(Records from a collection)
<<<<

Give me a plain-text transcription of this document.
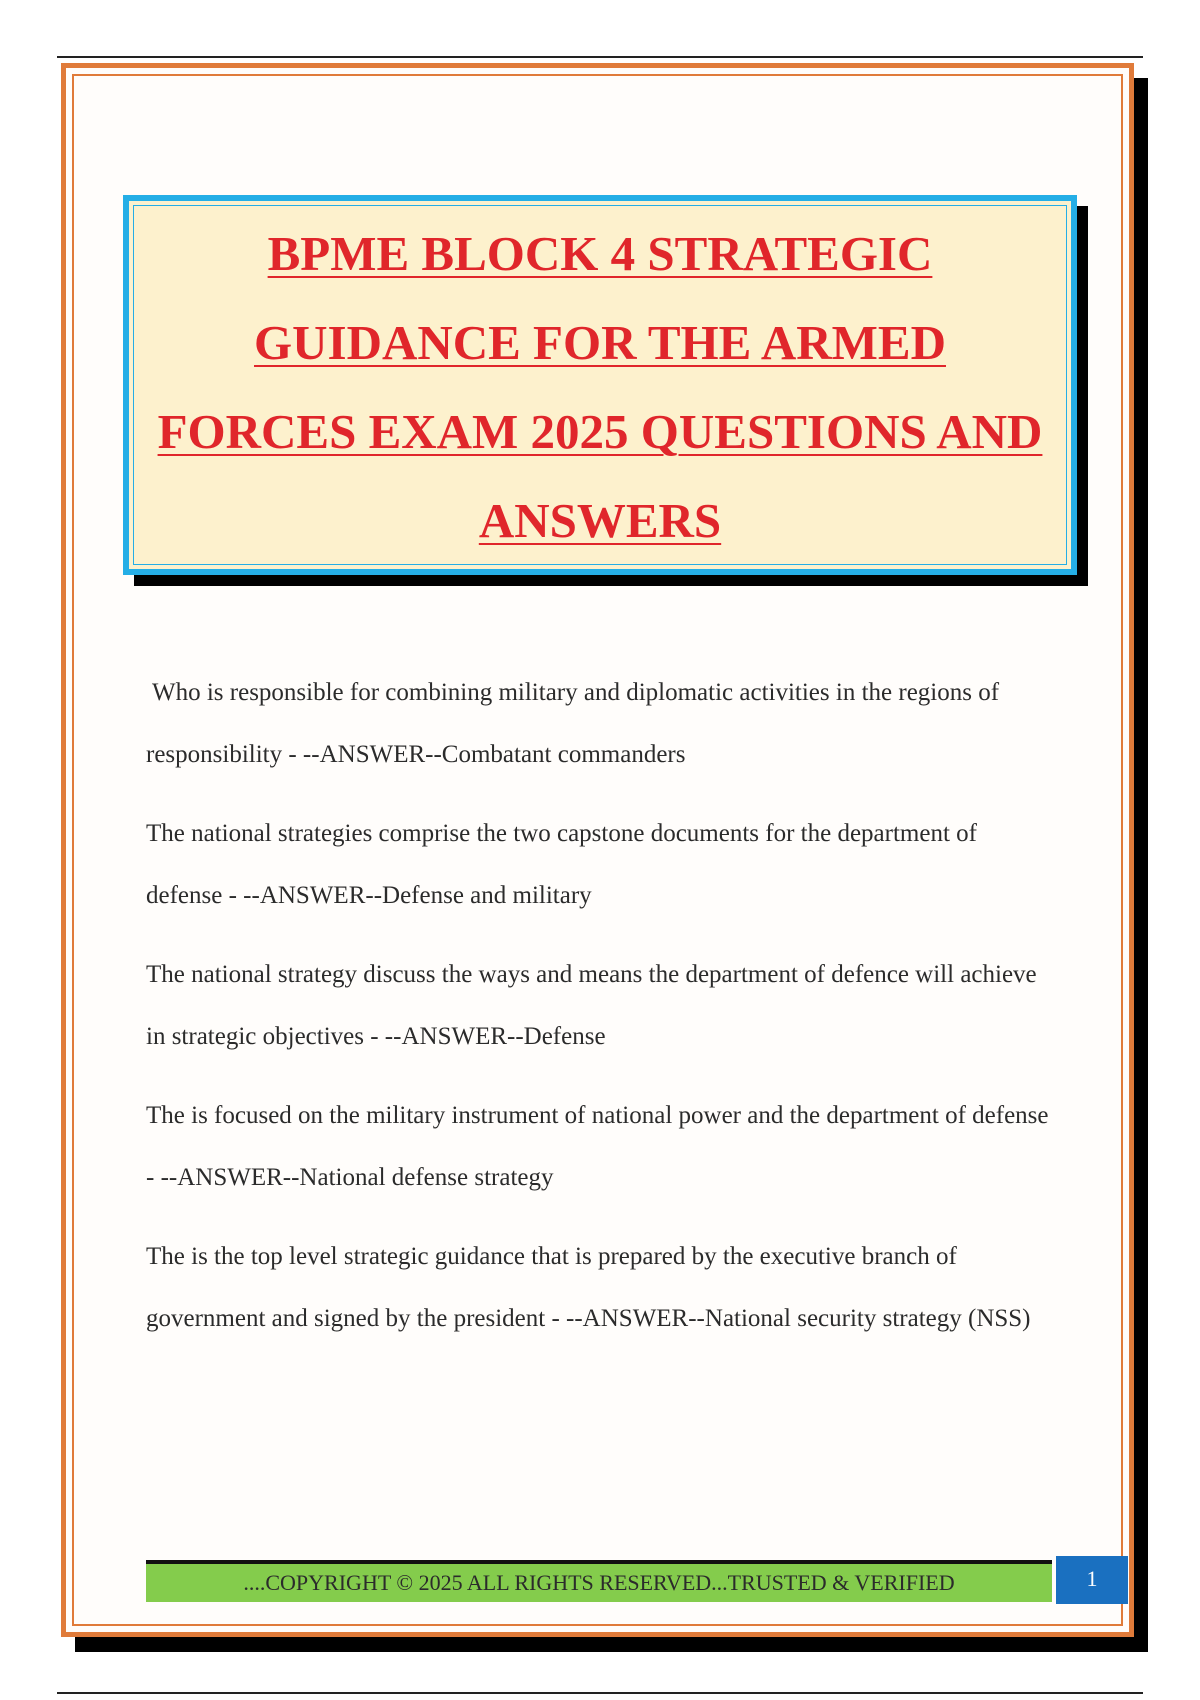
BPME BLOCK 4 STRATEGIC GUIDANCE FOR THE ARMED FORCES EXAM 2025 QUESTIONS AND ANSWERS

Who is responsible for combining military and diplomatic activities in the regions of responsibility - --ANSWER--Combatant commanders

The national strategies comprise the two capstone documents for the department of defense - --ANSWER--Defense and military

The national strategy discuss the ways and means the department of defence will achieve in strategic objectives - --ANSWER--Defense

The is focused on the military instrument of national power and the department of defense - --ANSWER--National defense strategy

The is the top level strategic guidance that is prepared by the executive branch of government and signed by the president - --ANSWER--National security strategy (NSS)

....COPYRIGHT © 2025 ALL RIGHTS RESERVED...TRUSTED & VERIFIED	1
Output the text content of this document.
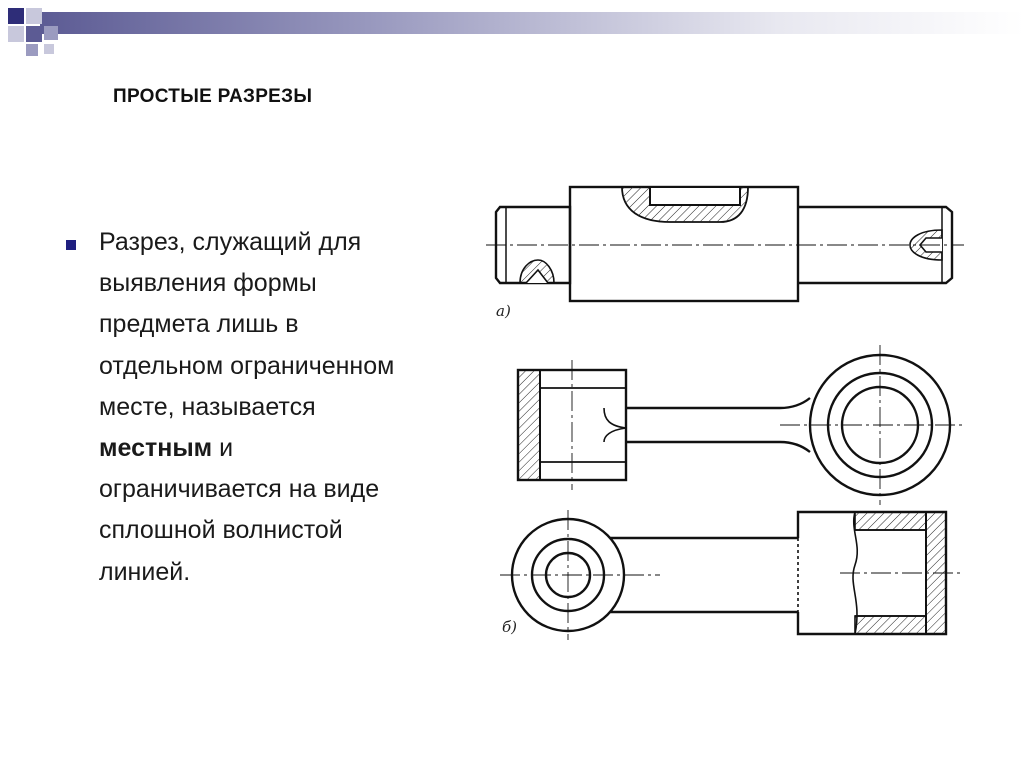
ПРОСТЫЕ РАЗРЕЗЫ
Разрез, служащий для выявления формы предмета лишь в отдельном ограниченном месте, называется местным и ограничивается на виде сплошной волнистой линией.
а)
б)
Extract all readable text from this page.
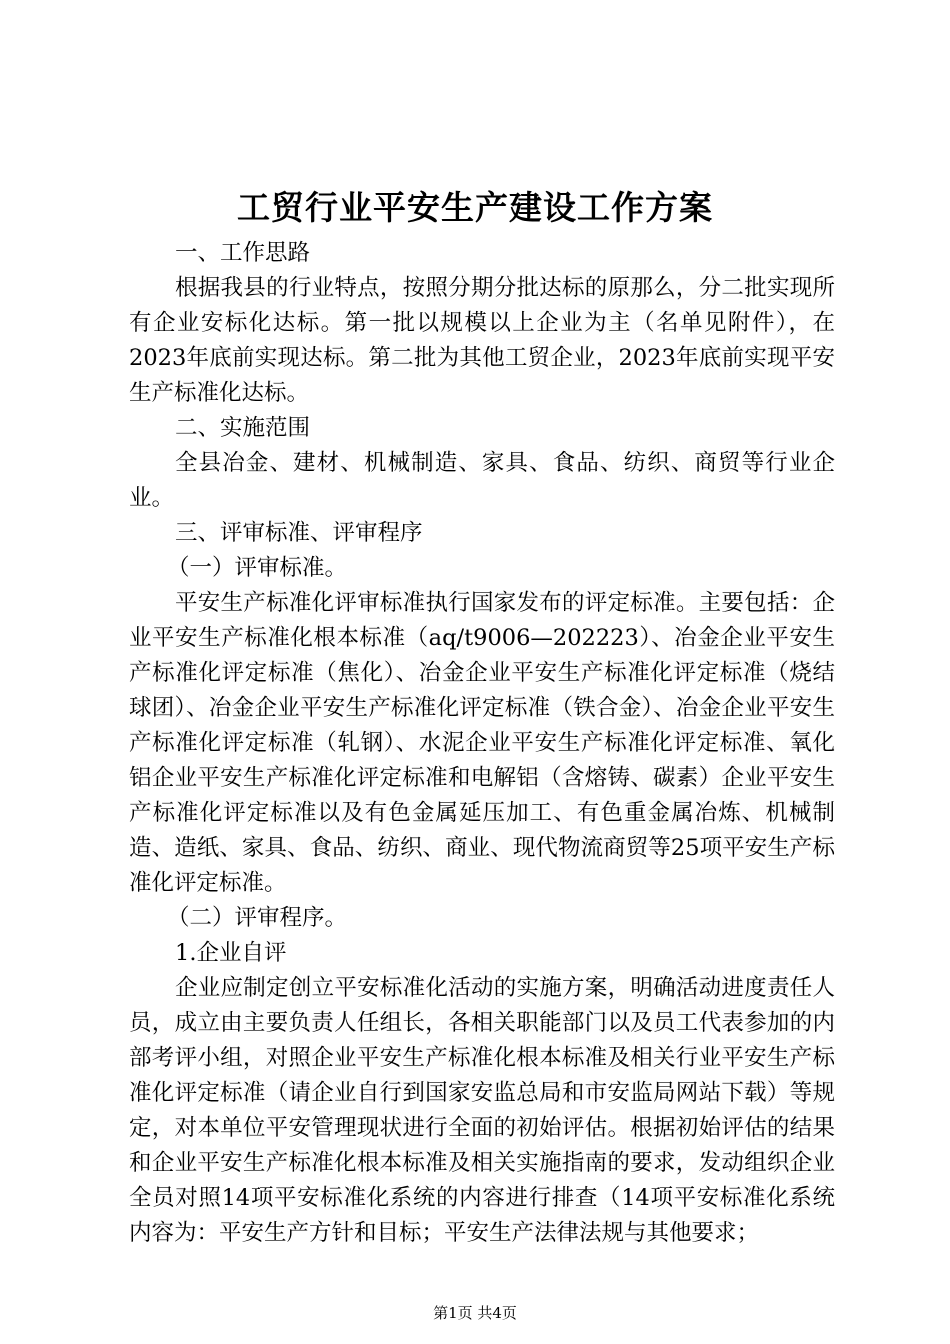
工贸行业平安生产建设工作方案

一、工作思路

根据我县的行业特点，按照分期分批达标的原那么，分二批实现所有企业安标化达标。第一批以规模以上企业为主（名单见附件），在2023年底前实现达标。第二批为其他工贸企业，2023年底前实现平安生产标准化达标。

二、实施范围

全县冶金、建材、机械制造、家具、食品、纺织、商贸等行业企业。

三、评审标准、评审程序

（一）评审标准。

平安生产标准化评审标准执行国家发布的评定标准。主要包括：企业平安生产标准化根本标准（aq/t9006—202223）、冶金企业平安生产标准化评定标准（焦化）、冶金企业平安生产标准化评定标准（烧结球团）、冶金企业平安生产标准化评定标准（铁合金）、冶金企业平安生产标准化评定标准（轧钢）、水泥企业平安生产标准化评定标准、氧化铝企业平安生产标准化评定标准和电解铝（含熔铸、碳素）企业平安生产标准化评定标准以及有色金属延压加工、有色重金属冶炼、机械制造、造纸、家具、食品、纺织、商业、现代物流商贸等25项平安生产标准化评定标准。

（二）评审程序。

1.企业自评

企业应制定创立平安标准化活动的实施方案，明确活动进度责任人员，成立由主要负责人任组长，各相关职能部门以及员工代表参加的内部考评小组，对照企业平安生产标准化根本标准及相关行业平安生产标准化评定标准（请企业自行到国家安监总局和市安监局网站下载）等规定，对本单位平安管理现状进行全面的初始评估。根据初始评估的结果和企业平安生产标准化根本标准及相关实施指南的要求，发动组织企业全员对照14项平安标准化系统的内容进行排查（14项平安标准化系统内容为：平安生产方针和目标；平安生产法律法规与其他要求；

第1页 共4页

>>>>

**Exercise**: Lines containing the word "department" are to be counted in the listing; state their number alone.

**Expected answer**: 3